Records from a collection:
## BEGIN

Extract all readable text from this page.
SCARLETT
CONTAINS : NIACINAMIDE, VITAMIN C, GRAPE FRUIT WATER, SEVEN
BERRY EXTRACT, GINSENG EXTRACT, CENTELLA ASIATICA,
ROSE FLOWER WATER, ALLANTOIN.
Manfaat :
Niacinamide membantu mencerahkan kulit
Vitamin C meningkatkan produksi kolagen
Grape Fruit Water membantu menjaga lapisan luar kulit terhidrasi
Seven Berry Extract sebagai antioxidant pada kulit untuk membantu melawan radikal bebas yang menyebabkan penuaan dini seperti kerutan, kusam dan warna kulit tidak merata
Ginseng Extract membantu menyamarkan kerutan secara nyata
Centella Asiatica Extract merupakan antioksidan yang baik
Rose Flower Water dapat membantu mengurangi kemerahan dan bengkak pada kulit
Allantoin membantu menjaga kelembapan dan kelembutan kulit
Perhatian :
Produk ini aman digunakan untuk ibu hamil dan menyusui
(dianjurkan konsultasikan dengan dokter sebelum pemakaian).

## END

# Task directions
Copy all lines of the material above where the string "menjaga" occurs.

# Answer for this exercise
Grape Fruit Water membantu menjaga lapisan luar kulit terhidrasi
Allantoin membantu menjaga kelembapan dan kelembutan kulit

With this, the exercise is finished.